__Document passage__.
This Court accepts, without question, the assertion that there are not sufficient public monies available to meet the legal needs of the poor adequately, and it is not surprising that opinions are sharply divided on how available funds should be allocated. The Equal Protection Clause, however, requires only that the allocation of funds be rationally based and free from invidious discrimination, and the Court finds that that standard was met in the regulations adopted. The wisdom or social desirability of the regulation is not for the Court’s consideration. Judgment on such matter is reposed in the Congress and our legislatures, and this Court may not use the Fourteenth Amendment to invalidate a regulation because it thinks it improvident or unwise. Williamson v. Lee Optical Co., 348 U.S. 483, 75 S.Ct. 461, 99 L.Ed. 563 (1955). The Court’s holding in this case reflects only its conclusion that the State has a legitimate interest in maintaining the economic stability of its legal services program, and in distributing its available resources in such a way as to serve as large a variety of legal needs as possible. The Court is satisfied that Defendant has adequately demonstrated this legitimate interest through its memorandum and supporting affidavits. The Constitution does not require Defendant to jeopardize or compromise its legitimate interests solely to create a more comprehensive legal services program than what it presently has. Geduldig v. Aiello, supra.

__Work to complete__.
1. Answer these questions from the passage on legal services funding.
(a) What does the Equal Protection Clause require of the allocation of funds?
(b) In whom is judgment on the wisdom or social desirability of the regulation reposed?
(c) Through what did Defendant adequately demonstrate its legitimate interest?
2. Extend the passage on legal services funding, picking up after its final sentence.

(Document structure recognition data)
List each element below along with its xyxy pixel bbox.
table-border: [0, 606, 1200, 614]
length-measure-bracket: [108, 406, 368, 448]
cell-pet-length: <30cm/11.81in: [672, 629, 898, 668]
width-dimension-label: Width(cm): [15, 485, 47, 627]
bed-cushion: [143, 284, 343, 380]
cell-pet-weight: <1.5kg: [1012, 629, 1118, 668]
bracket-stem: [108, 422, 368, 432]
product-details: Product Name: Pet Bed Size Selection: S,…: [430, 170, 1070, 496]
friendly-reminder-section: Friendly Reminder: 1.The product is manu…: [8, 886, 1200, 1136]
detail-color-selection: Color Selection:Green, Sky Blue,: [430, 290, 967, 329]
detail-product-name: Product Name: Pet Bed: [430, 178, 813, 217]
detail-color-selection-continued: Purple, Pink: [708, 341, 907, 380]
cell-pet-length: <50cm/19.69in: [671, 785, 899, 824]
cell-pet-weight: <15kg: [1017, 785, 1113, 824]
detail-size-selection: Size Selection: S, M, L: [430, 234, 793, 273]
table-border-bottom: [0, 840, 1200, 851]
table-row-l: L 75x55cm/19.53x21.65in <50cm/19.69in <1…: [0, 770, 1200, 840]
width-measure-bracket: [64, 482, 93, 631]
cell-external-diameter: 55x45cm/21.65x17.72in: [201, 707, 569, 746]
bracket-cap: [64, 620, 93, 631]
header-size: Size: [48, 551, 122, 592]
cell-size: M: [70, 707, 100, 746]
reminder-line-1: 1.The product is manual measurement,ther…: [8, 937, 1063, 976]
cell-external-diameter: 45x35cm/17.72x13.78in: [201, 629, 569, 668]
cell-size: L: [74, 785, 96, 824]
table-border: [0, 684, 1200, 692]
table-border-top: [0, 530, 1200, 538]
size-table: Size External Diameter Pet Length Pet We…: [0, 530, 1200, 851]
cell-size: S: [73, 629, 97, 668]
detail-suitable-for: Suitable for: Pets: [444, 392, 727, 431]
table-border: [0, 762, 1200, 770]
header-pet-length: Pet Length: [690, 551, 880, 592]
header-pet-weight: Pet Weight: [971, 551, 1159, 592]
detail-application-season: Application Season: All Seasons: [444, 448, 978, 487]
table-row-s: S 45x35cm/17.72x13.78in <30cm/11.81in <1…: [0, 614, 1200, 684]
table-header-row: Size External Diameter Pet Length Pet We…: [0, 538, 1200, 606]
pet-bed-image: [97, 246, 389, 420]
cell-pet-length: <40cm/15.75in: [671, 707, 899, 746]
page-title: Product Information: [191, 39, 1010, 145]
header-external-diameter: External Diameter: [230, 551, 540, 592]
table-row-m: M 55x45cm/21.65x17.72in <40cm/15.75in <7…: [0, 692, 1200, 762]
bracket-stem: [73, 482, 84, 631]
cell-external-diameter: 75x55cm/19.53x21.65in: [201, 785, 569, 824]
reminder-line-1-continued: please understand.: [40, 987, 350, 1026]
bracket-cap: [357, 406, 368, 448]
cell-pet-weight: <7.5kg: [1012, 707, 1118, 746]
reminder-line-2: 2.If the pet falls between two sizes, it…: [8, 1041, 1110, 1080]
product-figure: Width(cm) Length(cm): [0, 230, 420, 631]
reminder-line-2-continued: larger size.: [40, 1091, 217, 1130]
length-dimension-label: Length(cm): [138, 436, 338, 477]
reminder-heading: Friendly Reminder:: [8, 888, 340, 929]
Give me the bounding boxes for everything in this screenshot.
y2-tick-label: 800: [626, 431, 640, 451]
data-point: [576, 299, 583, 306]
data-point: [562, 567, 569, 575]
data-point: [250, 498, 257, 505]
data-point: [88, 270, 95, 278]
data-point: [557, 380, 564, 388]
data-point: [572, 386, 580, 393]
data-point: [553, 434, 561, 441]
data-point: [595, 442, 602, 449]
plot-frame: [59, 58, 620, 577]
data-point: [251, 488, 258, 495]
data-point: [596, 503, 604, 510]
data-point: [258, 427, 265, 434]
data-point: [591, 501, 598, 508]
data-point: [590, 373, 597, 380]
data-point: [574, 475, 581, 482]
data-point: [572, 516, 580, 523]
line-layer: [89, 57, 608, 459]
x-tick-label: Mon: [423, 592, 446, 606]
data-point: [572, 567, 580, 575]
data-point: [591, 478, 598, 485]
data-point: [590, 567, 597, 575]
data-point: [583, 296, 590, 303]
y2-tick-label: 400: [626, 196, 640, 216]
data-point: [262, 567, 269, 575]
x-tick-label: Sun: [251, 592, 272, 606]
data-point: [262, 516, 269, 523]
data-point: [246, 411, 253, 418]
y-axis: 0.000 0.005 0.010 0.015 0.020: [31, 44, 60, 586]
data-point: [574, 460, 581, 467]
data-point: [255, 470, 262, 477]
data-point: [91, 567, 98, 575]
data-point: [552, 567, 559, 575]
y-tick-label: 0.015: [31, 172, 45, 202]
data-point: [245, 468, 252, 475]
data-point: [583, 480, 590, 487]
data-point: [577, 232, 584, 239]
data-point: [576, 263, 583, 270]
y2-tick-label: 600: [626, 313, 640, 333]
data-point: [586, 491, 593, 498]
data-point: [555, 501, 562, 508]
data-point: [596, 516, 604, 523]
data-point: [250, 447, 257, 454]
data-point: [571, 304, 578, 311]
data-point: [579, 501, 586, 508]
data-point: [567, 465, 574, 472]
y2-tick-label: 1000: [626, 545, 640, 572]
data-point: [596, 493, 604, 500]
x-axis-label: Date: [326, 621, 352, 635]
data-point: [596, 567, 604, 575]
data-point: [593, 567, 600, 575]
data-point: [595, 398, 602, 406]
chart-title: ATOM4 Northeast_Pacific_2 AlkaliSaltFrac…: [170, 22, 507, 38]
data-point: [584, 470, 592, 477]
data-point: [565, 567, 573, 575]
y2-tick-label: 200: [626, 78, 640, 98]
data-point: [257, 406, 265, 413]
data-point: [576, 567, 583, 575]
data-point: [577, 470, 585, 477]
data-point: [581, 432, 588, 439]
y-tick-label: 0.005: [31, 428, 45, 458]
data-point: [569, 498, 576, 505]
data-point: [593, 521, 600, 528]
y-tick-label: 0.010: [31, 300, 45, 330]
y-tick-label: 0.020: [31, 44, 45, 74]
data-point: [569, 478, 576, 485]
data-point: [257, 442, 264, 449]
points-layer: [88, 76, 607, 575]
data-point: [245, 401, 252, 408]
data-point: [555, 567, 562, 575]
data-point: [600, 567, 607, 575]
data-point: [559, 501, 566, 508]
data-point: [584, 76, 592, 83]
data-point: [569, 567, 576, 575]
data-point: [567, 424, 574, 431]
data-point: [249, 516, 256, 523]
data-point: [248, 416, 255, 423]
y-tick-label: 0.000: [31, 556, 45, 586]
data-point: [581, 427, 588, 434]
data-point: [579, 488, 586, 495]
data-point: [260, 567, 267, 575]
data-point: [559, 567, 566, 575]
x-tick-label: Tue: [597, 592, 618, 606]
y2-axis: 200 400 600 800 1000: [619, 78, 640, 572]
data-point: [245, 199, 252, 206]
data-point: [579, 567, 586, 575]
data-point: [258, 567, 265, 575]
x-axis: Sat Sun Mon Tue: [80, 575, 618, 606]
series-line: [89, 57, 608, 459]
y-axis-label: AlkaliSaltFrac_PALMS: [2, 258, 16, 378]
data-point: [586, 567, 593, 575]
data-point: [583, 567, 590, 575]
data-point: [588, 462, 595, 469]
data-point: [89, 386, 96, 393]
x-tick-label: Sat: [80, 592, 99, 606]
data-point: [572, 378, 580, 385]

__Answer set__.
1.
(a) That the allocation be rationally based and free from invidious discrimination.
(b) In the Congress and our legislatures.
(c) Through its memorandum and supporting affidavits.

2.
In advancing her equal protection argument, Plaintiff has relied on the Supreme Court’s analysis of equal protection in Shapiro v. Thompson, 394 U.S. 618, 89 S.Ct. 1322, 22 L.Ed.2d 600 (1969); Dunn v. Blumstein, 405 U.S. 330, 92 S.Ct. 995, 31 L.Ed.2d 274 (1972); and Memorial Hospital v. Maricopa County, 415 U.S. 250, 94 S.Ct. 1076, 39 L.Ed.2d 306 (1974). These cases are inapposite to Plaintiff’s situation. Plaintiff’s exclusion from obtaining the benefits which Defendant offers to other persons does not rise to the level of exclusion represented in those cases. They dealt with a complete denial of what the plaintiff sought to obtain. Plaintiff’s exclusion from obtaining the benefit of Defendant’s services in no way precludes her from seeking and obtaining a divorce. The Supreme Court, in Bod-die v. Connecticut, 401 U.S. 371, 91 S.Ct. 780, 28 L.Ed.2d 113 (1971), held that states may not deny access to divorce courts to those persons who cannot afford to pay the required court fees and costs for service of process. The Supreme Court of Appeals of West Virginia, on two occasions since Bod-die, has held that the filing of such actions in West Virginia is provided for by W.Va. Code, 1931, 59-2-1, as amended, and mandamus will lie to compel circuit courts to accept the filing of divorce actions without the payment of filing fees or costs. Mars v. Luff, 155 W.Va. 651, 186 S.E.2d 768 (1972); Humphrey v. Mauzy, 155 W.Va. 89, 181 S.E.2d 329 (1971).

For the foregoing reasons, it is hereby ORDERED that Plaintiff’s motion for summary judgment be, and the same is hereby, DENIED and that summary judgment for Defendant be, and the same is hereby GRANTED.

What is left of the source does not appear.